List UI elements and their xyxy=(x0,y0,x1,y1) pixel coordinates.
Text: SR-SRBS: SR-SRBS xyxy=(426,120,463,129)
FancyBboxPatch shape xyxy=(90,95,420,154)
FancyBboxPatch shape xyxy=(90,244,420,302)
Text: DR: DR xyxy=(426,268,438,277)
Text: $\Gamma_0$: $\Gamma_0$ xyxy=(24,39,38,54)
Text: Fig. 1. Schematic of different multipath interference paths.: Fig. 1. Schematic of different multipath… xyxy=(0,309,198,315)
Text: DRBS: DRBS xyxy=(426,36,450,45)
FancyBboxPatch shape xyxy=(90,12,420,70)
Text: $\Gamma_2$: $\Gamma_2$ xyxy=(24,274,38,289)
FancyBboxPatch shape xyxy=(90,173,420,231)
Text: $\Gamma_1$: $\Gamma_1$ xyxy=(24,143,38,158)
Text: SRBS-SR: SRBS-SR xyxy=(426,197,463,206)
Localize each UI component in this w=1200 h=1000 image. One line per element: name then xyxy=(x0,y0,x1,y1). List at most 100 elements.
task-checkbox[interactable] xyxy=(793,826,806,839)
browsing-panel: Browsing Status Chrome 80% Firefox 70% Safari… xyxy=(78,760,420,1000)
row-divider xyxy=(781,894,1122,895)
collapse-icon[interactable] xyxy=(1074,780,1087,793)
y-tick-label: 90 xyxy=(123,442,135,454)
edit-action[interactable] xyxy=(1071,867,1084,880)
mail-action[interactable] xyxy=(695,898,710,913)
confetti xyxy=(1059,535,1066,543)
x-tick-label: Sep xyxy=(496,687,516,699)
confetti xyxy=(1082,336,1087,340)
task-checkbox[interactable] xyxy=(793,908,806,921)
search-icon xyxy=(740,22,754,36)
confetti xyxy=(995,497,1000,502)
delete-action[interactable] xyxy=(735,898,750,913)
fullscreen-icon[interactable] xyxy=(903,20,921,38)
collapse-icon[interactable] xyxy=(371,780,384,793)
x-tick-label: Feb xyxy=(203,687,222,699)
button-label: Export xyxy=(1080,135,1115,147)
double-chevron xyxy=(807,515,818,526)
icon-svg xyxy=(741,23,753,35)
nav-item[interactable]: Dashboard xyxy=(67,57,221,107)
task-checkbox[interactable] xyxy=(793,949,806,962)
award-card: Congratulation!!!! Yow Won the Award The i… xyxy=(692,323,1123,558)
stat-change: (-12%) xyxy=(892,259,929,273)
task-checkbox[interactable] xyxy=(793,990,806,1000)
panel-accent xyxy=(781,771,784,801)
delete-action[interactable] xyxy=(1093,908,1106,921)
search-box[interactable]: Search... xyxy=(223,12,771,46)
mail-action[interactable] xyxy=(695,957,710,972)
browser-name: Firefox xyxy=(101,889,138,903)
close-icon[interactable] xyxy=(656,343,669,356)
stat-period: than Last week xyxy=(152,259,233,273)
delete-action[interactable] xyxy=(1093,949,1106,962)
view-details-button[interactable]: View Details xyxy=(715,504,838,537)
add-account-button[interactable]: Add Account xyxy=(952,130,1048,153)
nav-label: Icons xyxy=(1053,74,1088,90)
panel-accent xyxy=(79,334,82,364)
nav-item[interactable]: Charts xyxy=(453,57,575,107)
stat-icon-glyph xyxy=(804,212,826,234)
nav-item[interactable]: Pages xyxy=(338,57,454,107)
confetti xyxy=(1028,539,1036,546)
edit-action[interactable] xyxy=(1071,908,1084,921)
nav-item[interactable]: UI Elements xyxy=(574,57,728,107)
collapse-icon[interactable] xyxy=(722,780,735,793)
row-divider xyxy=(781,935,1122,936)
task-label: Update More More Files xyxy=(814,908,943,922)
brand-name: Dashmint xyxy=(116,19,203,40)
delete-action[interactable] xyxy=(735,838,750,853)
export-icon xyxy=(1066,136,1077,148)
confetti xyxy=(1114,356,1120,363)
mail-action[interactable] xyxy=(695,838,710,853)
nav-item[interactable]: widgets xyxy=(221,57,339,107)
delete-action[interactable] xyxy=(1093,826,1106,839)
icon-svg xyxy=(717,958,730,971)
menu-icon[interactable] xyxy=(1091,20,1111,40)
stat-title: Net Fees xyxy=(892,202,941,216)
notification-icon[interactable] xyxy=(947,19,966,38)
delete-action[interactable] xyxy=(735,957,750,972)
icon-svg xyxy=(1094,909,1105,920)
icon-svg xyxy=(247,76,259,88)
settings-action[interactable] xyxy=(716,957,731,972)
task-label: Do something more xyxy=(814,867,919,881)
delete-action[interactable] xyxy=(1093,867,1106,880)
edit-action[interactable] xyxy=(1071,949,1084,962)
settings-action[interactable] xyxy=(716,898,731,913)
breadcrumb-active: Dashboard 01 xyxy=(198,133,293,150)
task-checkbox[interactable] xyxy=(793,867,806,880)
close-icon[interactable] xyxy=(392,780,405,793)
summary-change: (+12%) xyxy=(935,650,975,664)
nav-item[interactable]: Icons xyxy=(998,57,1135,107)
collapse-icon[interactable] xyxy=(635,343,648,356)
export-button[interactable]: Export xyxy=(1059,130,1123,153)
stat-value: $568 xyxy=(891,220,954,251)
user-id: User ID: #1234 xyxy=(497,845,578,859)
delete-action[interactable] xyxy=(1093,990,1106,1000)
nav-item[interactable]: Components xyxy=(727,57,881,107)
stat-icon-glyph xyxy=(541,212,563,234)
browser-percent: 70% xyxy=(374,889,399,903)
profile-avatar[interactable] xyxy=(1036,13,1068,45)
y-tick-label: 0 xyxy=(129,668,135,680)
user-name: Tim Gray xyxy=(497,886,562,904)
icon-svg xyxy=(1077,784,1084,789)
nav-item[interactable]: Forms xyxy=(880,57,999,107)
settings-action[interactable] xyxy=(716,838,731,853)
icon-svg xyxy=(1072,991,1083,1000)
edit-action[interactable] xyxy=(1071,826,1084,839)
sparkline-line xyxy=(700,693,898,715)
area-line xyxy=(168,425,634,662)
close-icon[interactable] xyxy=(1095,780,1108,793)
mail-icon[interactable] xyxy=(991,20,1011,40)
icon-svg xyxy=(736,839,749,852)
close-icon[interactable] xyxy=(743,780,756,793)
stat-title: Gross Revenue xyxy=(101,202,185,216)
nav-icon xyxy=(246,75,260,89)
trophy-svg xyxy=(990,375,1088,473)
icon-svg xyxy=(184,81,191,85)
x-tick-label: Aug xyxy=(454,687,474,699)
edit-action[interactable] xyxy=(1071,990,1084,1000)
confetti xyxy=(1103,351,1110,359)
****************************************
WHAT IS NEEDED
Put every line of the data above into a Markdown table with two columns, Row and Line, numbering each row and leaving out any blank lines.

COMPLETE OUTPUT
| Row | Line |
|---|---|
| 1 | List UI elements and their xyxy=(x0,y0,x1,y1) pixel coordinates. |
| 2 | Text: SR-SRBS: SR-SRBS xyxy=(426,120,463,129) |
| 3 | FancyBboxPatch shape xyxy=(90,95,420,154) |
| 4 | FancyBboxPatch shape xyxy=(90,244,420,302) |
| 5 | Text: DR: DR xyxy=(426,268,438,277) |
| 6 | Text: $\Gamma_0$: $\Gamma_0$ xyxy=(24,39,38,54) |
| 7 | Text: Fig. 1. Schematic of different multipath interference paths.: Fig. 1. Schematic of different multipath… xyxy=(0,309,198,315) |
| 8 | Text: DRBS: DRBS xyxy=(426,36,450,45) |
| 9 | FancyBboxPatch shape xyxy=(90,12,420,70) |
| 10 | Text: $\Gamma_2$: $\Gamma_2$ xyxy=(24,274,38,289) |
| 11 | FancyBboxPatch shape xyxy=(90,173,420,231) |
| 12 | Text: $\Gamma_1$: $\Gamma_1$ xyxy=(24,143,38,158) |
| 13 | Text: SRBS-SR: SRBS-SR xyxy=(426,197,463,206) |
| 14 | Localize each UI component in this w=1200 h=1000 image. One line per element: name then xyxy=(x0,y0,x1,y1). List at most 100 elements. |
| 15 | task-checkbox[interactable] xyxy=(793,826,806,839) |
| 16 | browsing-panel: Browsing Status Chrome 80% Firefox 70% Safari… xyxy=(78,760,420,1000) |
| 17 | row-divider xyxy=(781,894,1122,895) |
| 18 | collapse-icon[interactable] xyxy=(1074,780,1087,793) |
| 19 | y-tick-label: 90 xyxy=(123,442,135,454) |
| 20 | edit-action[interactable] xyxy=(1071,867,1084,880) |
| 21 | mail-action[interactable] xyxy=(695,898,710,913) |
| 22 | confetti xyxy=(1059,535,1066,543) |
| 23 | x-tick-label: Sep xyxy=(496,687,516,699) |
| 24 | confetti xyxy=(1082,336,1087,340) |
| 25 | task-checkbox[interactable] xyxy=(793,908,806,921) |
| 26 | search-icon xyxy=(740,22,754,36) |
| 27 | confetti xyxy=(995,497,1000,502) |
| 28 | delete-action[interactable] xyxy=(735,898,750,913) |
| 29 | fullscreen-icon[interactable] xyxy=(903,20,921,38) |
| 30 | collapse-icon[interactable] xyxy=(371,780,384,793) |
| 31 | x-tick-label: Feb xyxy=(203,687,222,699) |
| 32 | button-label: Export xyxy=(1080,135,1115,147) |
| 33 | double-chevron xyxy=(807,515,818,526) |
| 34 | icon-svg xyxy=(741,23,753,35) |
| 35 | nav-item[interactable]: Dashboard xyxy=(67,57,221,107) |
| 36 | task-checkbox[interactable] xyxy=(793,949,806,962) |
| 37 | award-card: Congratulation!!!! Yow Won the Award The i… xyxy=(692,323,1123,558) |
| 38 | stat-change: (-12%) xyxy=(892,259,929,273) |
| 39 | task-checkbox[interactable] xyxy=(793,990,806,1000) |
| 40 | panel-accent xyxy=(781,771,784,801) |
| 41 | delete-action[interactable] xyxy=(1093,908,1106,921) |
| 42 | search-box[interactable]: Search... xyxy=(223,12,771,46) |
| 43 | mail-action[interactable] xyxy=(695,957,710,972) |
| 44 | browser-name: Firefox xyxy=(101,889,138,903) |
| 45 | close-icon[interactable] xyxy=(656,343,669,356) |
| 46 | stat-period: than Last week xyxy=(152,259,233,273) |
| 47 | delete-action[interactable] xyxy=(1093,949,1106,962) |
| 48 | view-details-button[interactable]: View Details xyxy=(715,504,838,537) |
| 49 | add-account-button[interactable]: Add Account xyxy=(952,130,1048,153) |
| 50 | nav-label: Icons xyxy=(1053,74,1088,90) |
| 51 | panel-accent xyxy=(79,334,82,364) |
| 52 | nav-item[interactable]: Charts xyxy=(453,57,575,107) |
| 53 | stat-icon-glyph xyxy=(804,212,826,234) |
| 54 | nav-item[interactable]: Pages xyxy=(338,57,454,107) |
| 55 | confetti xyxy=(1028,539,1036,546) |
| 56 | edit-action[interactable] xyxy=(1071,908,1084,921) |
| 57 | nav-item[interactable]: UI Elements xyxy=(574,57,728,107) |
| 58 | collapse-icon[interactable] xyxy=(722,780,735,793) |
| 59 | row-divider xyxy=(781,935,1122,936) |
| 60 | task-label: Update More More Files xyxy=(814,908,943,922) |
| 61 | brand-name: Dashmint xyxy=(116,19,203,40) |
| 62 | delete-action[interactable] xyxy=(735,838,750,853) |
| 63 | export-icon xyxy=(1066,136,1077,148) |
| 64 | confetti xyxy=(1114,356,1120,363) |
| 65 | mail-action[interactable] xyxy=(695,838,710,853) |
| 66 | nav-item[interactable]: widgets xyxy=(221,57,339,107) |
| 67 | delete-action[interactable] xyxy=(1093,826,1106,839) |
| 68 | icon-svg xyxy=(717,958,730,971) |
| 69 | menu-icon[interactable] xyxy=(1091,20,1111,40) |
| 70 | stat-title: Net Fees xyxy=(892,202,941,216) |
| 71 | notification-icon[interactable] xyxy=(947,19,966,38) |
| 72 | delete-action[interactable] xyxy=(735,957,750,972) |
| 73 | icon-svg xyxy=(1094,909,1105,920) |
| 74 | icon-svg xyxy=(247,76,259,88) |
| 75 | settings-action[interactable] xyxy=(716,957,731,972) |
| 76 | task-label: Do something more xyxy=(814,867,919,881) |
| 77 | delete-action[interactable] xyxy=(1093,867,1106,880) |
| 78 | edit-action[interactable] xyxy=(1071,949,1084,962) |
| 79 | settings-action[interactable] xyxy=(716,898,731,913) |
| 80 | breadcrumb-active: Dashboard 01 xyxy=(198,133,293,150) |
| 81 | task-checkbox[interactable] xyxy=(793,867,806,880) |
| 82 | close-icon[interactable] xyxy=(392,780,405,793) |
| 83 | summary-change: (+12%) xyxy=(935,650,975,664) |
| 84 | nav-item[interactable]: Icons xyxy=(998,57,1135,107) |
| 85 | collapse-icon[interactable] xyxy=(635,343,648,356) |
| 86 | export-button[interactable]: Export xyxy=(1059,130,1123,153) |
| 87 | stat-value: $568 xyxy=(891,220,954,251) |
| 88 | user-id: User ID: #1234 xyxy=(497,845,578,859) |
| 89 | delete-action[interactable] xyxy=(1093,990,1106,1000) |
| 90 | nav-item[interactable]: Components xyxy=(727,57,881,107) |
| 91 | stat-icon-glyph xyxy=(541,212,563,234) |
| 92 | browser-percent: 70% xyxy=(374,889,399,903) |
| 93 | profile-avatar[interactable] xyxy=(1036,13,1068,45) |
| 94 | y-tick-label: 0 xyxy=(129,668,135,680) |
| 95 | user-name: Tim Gray xyxy=(497,886,562,904) |
| 96 | icon-svg xyxy=(1077,784,1084,789) |
| 97 | nav-item[interactable]: Forms xyxy=(880,57,999,107) |
| 98 | settings-action[interactable] xyxy=(716,838,731,853) |
| 99 | icon-svg xyxy=(1072,991,1083,1000) |
| 100 | edit-action[interactable] xyxy=(1071,826,1084,839) |
| 101 | sparkline-line xyxy=(700,693,898,715) |
| 102 | area-line xyxy=(168,425,634,662) |
| 103 | close-icon[interactable] xyxy=(1095,780,1108,793) |
| 104 | mail-icon[interactable] xyxy=(991,20,1011,40) |
| 105 | icon-svg xyxy=(736,839,749,852) |
| 106 | close-icon[interactable] xyxy=(743,780,756,793) |
| 107 | stat-title: Gross Revenue xyxy=(101,202,185,216) |
| 108 | nav-icon xyxy=(246,75,260,89) |
| 109 | trophy-svg xyxy=(990,375,1088,473) |
| 110 | icon-svg xyxy=(184,81,191,85) |
| 111 | x-tick-label: Aug xyxy=(454,687,474,699) |
| 112 | edit-action[interactable] xyxy=(1071,990,1084,1000) |
| 113 | confetti xyxy=(1103,351,1110,359) |